#### [CHALLENGE]
Rewrite every one of the records below, replacing each occurrence of "folder-thumbnail" with "folder-image". Leave everything else unchanged.

┄┄┄┄┄┄┄┄┄┄

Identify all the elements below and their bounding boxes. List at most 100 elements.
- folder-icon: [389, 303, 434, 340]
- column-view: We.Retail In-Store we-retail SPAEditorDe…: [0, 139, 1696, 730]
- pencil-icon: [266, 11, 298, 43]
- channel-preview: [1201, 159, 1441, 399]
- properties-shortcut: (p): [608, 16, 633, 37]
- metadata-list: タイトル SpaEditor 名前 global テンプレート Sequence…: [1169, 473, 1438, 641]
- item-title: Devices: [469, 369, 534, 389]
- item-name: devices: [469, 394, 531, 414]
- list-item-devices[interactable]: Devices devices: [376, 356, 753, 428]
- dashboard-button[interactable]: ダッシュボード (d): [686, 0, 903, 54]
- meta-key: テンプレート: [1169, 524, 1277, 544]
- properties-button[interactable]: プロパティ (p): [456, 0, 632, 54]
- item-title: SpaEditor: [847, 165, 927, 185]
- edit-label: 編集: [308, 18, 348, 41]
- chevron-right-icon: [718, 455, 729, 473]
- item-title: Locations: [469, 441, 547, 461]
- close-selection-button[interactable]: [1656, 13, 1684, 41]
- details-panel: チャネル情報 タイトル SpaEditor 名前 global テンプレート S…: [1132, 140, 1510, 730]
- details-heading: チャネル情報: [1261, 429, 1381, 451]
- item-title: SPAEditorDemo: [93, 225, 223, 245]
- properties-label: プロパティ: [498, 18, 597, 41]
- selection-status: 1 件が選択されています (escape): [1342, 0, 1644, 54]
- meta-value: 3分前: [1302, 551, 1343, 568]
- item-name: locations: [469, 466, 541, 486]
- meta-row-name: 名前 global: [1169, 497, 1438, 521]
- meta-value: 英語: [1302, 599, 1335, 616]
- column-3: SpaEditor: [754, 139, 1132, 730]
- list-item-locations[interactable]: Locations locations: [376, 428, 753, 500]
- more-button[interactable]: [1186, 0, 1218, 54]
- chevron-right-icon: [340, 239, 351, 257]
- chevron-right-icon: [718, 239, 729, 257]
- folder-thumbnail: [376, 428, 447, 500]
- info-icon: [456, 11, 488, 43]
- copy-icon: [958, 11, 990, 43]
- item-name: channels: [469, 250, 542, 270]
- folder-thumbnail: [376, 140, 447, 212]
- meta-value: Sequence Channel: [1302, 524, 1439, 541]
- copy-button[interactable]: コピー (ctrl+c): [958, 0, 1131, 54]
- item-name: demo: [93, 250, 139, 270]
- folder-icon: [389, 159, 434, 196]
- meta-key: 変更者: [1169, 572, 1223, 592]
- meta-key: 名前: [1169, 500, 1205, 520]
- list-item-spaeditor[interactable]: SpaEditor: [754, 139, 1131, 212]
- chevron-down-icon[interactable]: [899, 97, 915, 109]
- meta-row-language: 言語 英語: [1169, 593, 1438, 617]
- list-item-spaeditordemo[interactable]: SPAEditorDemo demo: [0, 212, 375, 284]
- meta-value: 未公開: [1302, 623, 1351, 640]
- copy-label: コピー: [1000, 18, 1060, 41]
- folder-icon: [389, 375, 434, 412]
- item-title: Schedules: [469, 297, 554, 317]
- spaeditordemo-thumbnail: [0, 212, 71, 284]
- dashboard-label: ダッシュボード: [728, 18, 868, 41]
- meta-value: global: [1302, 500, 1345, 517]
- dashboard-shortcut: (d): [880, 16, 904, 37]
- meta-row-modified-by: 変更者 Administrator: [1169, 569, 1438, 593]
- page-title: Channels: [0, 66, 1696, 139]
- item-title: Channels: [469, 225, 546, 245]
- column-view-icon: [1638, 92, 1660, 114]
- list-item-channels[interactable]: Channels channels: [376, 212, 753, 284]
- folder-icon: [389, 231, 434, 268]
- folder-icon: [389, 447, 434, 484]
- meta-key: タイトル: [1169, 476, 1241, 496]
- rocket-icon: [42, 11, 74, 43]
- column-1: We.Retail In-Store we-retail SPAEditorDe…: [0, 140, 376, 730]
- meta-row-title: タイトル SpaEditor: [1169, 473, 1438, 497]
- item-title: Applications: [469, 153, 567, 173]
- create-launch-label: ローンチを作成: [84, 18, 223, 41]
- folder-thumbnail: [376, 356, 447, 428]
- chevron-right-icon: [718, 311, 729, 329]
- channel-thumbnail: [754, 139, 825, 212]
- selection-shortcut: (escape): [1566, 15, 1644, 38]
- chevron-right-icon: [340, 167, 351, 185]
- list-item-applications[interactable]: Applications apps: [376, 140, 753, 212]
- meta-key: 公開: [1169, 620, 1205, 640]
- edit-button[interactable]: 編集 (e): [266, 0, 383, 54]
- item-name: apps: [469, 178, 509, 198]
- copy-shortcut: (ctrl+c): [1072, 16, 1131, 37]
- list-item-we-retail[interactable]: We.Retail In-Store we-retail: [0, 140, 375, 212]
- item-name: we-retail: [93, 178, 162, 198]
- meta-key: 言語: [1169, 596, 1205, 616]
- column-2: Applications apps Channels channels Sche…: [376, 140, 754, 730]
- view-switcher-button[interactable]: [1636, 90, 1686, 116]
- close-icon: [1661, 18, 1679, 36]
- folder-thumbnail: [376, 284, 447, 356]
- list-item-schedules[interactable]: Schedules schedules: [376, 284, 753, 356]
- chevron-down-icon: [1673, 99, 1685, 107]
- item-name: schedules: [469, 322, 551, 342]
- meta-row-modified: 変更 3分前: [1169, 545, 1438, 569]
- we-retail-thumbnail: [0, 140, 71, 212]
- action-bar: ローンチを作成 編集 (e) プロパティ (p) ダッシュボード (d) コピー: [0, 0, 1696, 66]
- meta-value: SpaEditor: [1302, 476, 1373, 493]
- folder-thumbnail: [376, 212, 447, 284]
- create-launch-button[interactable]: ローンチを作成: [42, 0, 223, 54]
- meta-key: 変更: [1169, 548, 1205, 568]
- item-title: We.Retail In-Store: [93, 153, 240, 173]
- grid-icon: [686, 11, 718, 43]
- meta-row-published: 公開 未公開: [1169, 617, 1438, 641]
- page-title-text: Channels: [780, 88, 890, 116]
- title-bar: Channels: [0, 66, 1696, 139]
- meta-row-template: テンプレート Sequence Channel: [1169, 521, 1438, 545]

┄┄┄┄┄┄┄┄┄┄

#### [TASK SOLUTION]
Identify all the elements below and their bounding boxes. List at most 100 elements.
- folder-icon: [389, 303, 434, 340]
- column-view: We.Retail In-Store we-retail SPAEditorDe…: [0, 139, 1696, 730]
- pencil-icon: [266, 11, 298, 43]
- channel-preview: [1201, 159, 1441, 399]
- properties-shortcut: (p): [608, 16, 633, 37]
- metadata-list: タイトル SpaEditor 名前 global テンプレート Sequence…: [1169, 473, 1438, 641]
- item-title: Devices: [469, 369, 534, 389]
- item-name: devices: [469, 394, 531, 414]
- list-item-devices[interactable]: Devices devices: [376, 356, 753, 428]
- dashboard-button[interactable]: ダッシュボード (d): [686, 0, 903, 54]
- meta-key: テンプレート: [1169, 524, 1277, 544]
- properties-button[interactable]: プロパティ (p): [456, 0, 632, 54]
- item-title: SpaEditor: [847, 165, 927, 185]
- edit-label: 編集: [308, 18, 348, 41]
- chevron-right-icon: [718, 455, 729, 473]
- item-title: Locations: [469, 441, 547, 461]
- close-selection-button[interactable]: [1656, 13, 1684, 41]
- details-panel: チャネル情報 タイトル SpaEditor 名前 global テンプレート S…: [1132, 140, 1510, 730]
- details-heading: チャネル情報: [1261, 429, 1381, 451]
- item-title: SPAEditorDemo: [93, 225, 223, 245]
- properties-label: プロパティ: [498, 18, 597, 41]
- selection-status: 1 件が選択されています (escape): [1342, 0, 1644, 54]
- meta-value: 3分前: [1302, 551, 1343, 568]
- item-name: locations: [469, 466, 541, 486]
- meta-row-name: 名前 global: [1169, 497, 1438, 521]
- meta-value: 英語: [1302, 599, 1335, 616]
- column-3: SpaEditor: [754, 139, 1132, 730]
- list-item-locations[interactable]: Locations locations: [376, 428, 753, 500]
- more-button[interactable]: [1186, 0, 1218, 54]
- chevron-right-icon: [340, 239, 351, 257]
- chevron-right-icon: [718, 239, 729, 257]
- folder-image: [376, 428, 447, 500]
- info-icon: [456, 11, 488, 43]
- copy-icon: [958, 11, 990, 43]
- item-name: channels: [469, 250, 542, 270]
- folder-image: [376, 140, 447, 212]
- meta-value: Sequence Channel: [1302, 524, 1439, 541]
- copy-button[interactable]: コピー (ctrl+c): [958, 0, 1131, 54]
- item-name: demo: [93, 250, 139, 270]
- folder-icon: [389, 159, 434, 196]
- meta-key: 変更者: [1169, 572, 1223, 592]
- meta-key: 名前: [1169, 500, 1205, 520]
- list-item-spaeditor[interactable]: SpaEditor: [754, 139, 1131, 212]
- chevron-down-icon[interactable]: [899, 97, 915, 109]
- meta-row-language: 言語 英語: [1169, 593, 1438, 617]
- list-item-spaeditordemo[interactable]: SPAEditorDemo demo: [0, 212, 375, 284]
- meta-value: 未公開: [1302, 623, 1351, 640]
- copy-label: コピー: [1000, 18, 1060, 41]
- folder-icon: [389, 375, 434, 412]
- item-title: Schedules: [469, 297, 554, 317]
- spaeditordemo-thumbnail: [0, 212, 71, 284]
- dashboard-label: ダッシュボード: [728, 18, 868, 41]
- meta-value: global: [1302, 500, 1345, 517]
- dashboard-shortcut: (d): [880, 16, 904, 37]
- meta-row-modified-by: 変更者 Administrator: [1169, 569, 1438, 593]
- page-title: Channels: [0, 66, 1696, 139]
- item-title: Channels: [469, 225, 546, 245]
- column-view-icon: [1638, 92, 1660, 114]
- list-item-channels[interactable]: Channels channels: [376, 212, 753, 284]
- folder-icon: [389, 231, 434, 268]
- folder-icon: [389, 447, 434, 484]
- meta-key: タイトル: [1169, 476, 1241, 496]
- rocket-icon: [42, 11, 74, 43]
- column-1: We.Retail In-Store we-retail SPAEditorDe…: [0, 140, 376, 730]
- meta-row-title: タイトル SpaEditor: [1169, 473, 1438, 497]
- item-title: Applications: [469, 153, 567, 173]
- create-launch-label: ローンチを作成: [84, 18, 223, 41]
- folder-image: [376, 356, 447, 428]
- chevron-right-icon: [718, 311, 729, 329]
- channel-thumbnail: [754, 139, 825, 212]
- selection-shortcut: (escape): [1566, 15, 1644, 38]
- chevron-right-icon: [340, 167, 351, 185]
- list-item-applications[interactable]: Applications apps: [376, 140, 753, 212]
- meta-key: 公開: [1169, 620, 1205, 640]
- edit-button[interactable]: 編集 (e): [266, 0, 383, 54]
- item-name: apps: [469, 178, 509, 198]
- copy-shortcut: (ctrl+c): [1072, 16, 1131, 37]
- list-item-we-retail[interactable]: We.Retail In-Store we-retail: [0, 140, 375, 212]
- item-name: we-retail: [93, 178, 162, 198]
- meta-key: 言語: [1169, 596, 1205, 616]
- column-2: Applications apps Channels channels Sche…: [376, 140, 754, 730]
- view-switcher-button[interactable]: [1636, 90, 1686, 116]
- close-icon: [1661, 18, 1679, 36]
- folder-image: [376, 284, 447, 356]
- list-item-schedules[interactable]: Schedules schedules: [376, 284, 753, 356]
- chevron-down-icon: [1673, 99, 1685, 107]
- item-name: schedules: [469, 322, 551, 342]
- meta-row-modified: 変更 3分前: [1169, 545, 1438, 569]
- we-retail-thumbnail: [0, 140, 71, 212]
- action-bar: ローンチを作成 編集 (e) プロパティ (p) ダッシュボード (d) コピー: [0, 0, 1696, 66]
- meta-value: SpaEditor: [1302, 476, 1373, 493]
- folder-image: [376, 212, 447, 284]
- create-launch-button[interactable]: ローンチを作成: [42, 0, 223, 54]
- meta-key: 変更: [1169, 548, 1205, 568]
- item-title: We.Retail In-Store: [93, 153, 240, 173]
- grid-icon: [686, 11, 718, 43]
- meta-row-published: 公開 未公開: [1169, 617, 1438, 641]
- page-title-text: Channels: [780, 88, 890, 116]
- title-bar: Channels: [0, 66, 1696, 139]
- meta-row-template: テンプレート Sequence Channel: [1169, 521, 1438, 545]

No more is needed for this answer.